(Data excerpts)

┌──

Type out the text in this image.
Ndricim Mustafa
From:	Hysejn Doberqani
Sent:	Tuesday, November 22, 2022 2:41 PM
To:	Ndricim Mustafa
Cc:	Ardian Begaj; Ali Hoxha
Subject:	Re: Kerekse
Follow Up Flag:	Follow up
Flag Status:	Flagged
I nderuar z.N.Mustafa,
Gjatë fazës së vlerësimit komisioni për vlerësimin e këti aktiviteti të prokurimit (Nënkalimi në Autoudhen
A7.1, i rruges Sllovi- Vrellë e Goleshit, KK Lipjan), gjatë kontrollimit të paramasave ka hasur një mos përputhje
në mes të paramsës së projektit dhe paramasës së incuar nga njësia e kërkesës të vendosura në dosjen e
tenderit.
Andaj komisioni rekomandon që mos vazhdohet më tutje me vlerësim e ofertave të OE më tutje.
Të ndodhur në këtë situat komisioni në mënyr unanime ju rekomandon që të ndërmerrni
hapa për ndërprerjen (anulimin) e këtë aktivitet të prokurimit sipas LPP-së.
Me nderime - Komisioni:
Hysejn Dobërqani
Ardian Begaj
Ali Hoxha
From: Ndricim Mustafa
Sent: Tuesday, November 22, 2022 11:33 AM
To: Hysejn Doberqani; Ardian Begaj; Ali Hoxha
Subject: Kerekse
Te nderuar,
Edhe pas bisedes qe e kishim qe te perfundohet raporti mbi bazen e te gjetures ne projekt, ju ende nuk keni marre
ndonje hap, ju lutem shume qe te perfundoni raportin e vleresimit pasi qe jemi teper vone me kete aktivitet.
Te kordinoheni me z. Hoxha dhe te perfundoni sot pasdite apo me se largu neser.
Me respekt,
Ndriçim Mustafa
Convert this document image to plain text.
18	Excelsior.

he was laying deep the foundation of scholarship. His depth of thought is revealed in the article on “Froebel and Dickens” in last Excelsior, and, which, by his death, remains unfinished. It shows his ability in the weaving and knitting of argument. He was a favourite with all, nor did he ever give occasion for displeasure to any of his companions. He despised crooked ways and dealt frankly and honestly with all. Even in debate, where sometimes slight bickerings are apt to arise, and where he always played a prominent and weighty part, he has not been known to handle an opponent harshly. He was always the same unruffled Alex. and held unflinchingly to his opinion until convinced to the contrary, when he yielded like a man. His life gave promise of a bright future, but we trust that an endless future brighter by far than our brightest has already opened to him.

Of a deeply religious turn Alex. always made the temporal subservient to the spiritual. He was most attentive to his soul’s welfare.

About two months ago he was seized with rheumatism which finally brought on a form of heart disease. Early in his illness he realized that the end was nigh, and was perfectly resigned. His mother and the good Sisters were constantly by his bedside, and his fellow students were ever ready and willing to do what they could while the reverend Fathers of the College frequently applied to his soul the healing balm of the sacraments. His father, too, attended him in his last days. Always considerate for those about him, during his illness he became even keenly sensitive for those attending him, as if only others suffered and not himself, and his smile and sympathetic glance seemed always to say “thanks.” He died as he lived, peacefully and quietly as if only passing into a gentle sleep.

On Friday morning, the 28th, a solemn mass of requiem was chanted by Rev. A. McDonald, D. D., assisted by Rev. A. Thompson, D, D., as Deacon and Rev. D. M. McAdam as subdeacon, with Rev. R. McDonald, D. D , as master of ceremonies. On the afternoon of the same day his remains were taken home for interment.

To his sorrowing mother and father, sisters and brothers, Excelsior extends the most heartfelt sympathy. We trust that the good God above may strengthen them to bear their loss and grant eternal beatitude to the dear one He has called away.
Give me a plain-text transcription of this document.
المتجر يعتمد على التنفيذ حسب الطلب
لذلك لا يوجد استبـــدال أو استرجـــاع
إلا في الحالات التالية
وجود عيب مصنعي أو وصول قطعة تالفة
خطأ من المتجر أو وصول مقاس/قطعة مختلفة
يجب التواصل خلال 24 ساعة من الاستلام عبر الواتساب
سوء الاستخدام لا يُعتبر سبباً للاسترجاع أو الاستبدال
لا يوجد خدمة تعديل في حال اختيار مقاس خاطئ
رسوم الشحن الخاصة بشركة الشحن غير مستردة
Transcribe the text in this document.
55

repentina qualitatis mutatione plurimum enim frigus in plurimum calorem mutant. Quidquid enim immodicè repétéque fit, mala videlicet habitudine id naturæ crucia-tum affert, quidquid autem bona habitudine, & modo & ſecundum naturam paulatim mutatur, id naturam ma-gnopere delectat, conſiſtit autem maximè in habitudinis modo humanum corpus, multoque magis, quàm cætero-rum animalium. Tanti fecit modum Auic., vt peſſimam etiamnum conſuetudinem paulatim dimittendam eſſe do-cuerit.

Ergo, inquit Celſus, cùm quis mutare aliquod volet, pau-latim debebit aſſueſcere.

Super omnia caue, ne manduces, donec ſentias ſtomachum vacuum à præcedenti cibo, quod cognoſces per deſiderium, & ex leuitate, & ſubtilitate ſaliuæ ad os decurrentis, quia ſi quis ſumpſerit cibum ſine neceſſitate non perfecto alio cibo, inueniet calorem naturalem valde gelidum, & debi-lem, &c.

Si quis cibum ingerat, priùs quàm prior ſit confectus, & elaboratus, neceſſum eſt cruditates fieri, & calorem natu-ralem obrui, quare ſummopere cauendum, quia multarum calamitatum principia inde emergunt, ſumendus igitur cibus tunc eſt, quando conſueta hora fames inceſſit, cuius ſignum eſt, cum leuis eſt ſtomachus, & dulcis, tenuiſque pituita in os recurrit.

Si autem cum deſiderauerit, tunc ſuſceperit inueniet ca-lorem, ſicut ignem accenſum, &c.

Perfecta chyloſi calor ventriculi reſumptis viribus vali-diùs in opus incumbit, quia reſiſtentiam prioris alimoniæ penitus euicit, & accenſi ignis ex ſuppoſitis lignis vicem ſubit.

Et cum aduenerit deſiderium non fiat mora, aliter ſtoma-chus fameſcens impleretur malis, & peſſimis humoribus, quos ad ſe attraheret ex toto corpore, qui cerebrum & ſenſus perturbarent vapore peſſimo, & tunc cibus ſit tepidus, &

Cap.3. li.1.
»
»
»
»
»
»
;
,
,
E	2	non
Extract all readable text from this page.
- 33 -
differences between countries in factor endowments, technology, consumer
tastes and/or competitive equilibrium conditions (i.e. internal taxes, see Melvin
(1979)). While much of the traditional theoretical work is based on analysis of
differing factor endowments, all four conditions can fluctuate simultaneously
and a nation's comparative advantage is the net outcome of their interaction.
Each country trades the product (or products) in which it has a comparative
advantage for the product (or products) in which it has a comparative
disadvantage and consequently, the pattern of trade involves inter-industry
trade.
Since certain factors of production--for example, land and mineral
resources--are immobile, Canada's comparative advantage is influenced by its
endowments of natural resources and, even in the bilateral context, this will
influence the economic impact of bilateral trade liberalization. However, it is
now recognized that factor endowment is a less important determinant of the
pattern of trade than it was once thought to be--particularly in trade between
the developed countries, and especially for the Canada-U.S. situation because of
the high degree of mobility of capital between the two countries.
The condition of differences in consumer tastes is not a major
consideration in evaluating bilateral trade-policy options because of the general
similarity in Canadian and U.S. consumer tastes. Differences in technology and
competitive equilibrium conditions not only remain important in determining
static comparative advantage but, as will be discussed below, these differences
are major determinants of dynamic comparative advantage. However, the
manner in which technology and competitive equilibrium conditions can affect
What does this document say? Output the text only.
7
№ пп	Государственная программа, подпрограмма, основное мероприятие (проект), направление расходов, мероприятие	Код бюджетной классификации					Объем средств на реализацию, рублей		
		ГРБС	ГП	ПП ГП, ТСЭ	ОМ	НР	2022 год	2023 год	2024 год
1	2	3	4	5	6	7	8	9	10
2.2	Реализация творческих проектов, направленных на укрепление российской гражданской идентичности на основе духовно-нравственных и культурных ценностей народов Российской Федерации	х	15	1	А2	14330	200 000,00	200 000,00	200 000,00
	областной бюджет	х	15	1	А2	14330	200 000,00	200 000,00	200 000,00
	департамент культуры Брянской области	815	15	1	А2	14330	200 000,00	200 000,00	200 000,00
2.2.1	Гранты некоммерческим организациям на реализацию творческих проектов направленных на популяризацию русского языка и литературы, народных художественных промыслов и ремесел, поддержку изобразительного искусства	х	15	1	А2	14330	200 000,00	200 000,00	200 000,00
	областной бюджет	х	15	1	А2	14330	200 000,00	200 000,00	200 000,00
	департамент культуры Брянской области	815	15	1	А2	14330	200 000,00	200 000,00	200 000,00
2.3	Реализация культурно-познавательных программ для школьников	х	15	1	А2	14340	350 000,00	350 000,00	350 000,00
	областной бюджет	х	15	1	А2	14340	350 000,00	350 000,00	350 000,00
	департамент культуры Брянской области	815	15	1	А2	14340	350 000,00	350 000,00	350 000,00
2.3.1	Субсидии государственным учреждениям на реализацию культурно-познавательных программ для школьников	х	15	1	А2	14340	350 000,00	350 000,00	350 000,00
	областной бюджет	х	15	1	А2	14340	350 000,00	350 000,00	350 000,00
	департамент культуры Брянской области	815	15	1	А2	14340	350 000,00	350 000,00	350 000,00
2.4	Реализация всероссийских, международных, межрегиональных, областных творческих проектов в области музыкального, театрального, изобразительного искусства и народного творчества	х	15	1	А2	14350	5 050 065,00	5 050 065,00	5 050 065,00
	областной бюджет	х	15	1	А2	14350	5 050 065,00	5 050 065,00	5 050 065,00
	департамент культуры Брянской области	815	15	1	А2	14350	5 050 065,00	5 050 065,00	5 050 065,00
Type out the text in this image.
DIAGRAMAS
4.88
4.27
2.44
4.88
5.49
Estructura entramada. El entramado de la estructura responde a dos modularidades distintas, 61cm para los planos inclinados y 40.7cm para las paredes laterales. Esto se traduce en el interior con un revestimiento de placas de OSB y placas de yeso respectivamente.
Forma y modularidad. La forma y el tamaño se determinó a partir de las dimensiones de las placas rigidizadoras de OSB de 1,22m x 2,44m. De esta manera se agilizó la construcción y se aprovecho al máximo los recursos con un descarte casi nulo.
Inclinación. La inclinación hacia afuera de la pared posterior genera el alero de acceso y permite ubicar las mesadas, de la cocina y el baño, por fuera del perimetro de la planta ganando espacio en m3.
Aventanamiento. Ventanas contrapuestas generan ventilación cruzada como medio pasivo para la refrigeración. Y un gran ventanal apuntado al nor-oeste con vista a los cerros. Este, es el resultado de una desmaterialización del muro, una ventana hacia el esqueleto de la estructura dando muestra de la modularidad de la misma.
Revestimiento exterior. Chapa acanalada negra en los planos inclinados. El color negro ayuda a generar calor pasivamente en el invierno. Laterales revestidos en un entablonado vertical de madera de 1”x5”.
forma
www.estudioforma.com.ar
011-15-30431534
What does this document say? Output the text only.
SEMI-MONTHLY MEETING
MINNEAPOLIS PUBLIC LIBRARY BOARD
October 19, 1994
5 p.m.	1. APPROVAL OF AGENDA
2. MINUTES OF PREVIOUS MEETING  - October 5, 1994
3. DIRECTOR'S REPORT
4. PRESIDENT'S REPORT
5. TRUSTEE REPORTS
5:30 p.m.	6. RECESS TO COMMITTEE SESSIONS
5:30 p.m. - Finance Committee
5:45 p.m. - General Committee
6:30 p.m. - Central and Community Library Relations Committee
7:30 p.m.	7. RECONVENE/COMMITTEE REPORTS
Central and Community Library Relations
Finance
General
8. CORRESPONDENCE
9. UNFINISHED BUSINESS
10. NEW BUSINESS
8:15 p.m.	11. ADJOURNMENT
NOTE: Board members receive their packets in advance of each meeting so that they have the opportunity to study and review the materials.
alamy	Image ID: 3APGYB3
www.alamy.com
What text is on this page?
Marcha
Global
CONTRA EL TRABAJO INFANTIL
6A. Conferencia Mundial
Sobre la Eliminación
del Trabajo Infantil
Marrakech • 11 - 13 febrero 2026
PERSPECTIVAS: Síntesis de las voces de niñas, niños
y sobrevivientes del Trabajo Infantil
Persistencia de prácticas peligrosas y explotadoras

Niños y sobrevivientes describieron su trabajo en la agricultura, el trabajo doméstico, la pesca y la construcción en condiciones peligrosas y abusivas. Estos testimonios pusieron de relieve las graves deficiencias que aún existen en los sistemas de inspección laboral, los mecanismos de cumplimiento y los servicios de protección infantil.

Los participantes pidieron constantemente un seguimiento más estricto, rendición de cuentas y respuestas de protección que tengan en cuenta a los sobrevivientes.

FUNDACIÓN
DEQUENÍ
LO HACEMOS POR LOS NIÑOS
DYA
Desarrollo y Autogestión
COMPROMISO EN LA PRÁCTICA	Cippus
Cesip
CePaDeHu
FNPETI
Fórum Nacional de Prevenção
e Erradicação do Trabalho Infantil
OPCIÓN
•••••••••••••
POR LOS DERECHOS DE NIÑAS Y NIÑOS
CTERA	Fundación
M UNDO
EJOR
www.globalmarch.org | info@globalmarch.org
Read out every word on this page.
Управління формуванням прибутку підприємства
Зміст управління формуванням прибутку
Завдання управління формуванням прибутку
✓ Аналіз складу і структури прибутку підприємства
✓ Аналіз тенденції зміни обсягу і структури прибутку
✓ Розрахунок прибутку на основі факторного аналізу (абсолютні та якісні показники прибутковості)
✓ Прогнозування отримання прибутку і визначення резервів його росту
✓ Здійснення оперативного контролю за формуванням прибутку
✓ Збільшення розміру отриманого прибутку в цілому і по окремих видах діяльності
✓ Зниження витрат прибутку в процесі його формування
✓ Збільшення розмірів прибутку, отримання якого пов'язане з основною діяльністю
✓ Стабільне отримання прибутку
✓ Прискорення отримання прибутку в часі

└──

Reproduce every line of the listing above in which the string "Relations" appears.

6:30 p.m. - Central and Community Library Relations Committee
Central and Community Library Relations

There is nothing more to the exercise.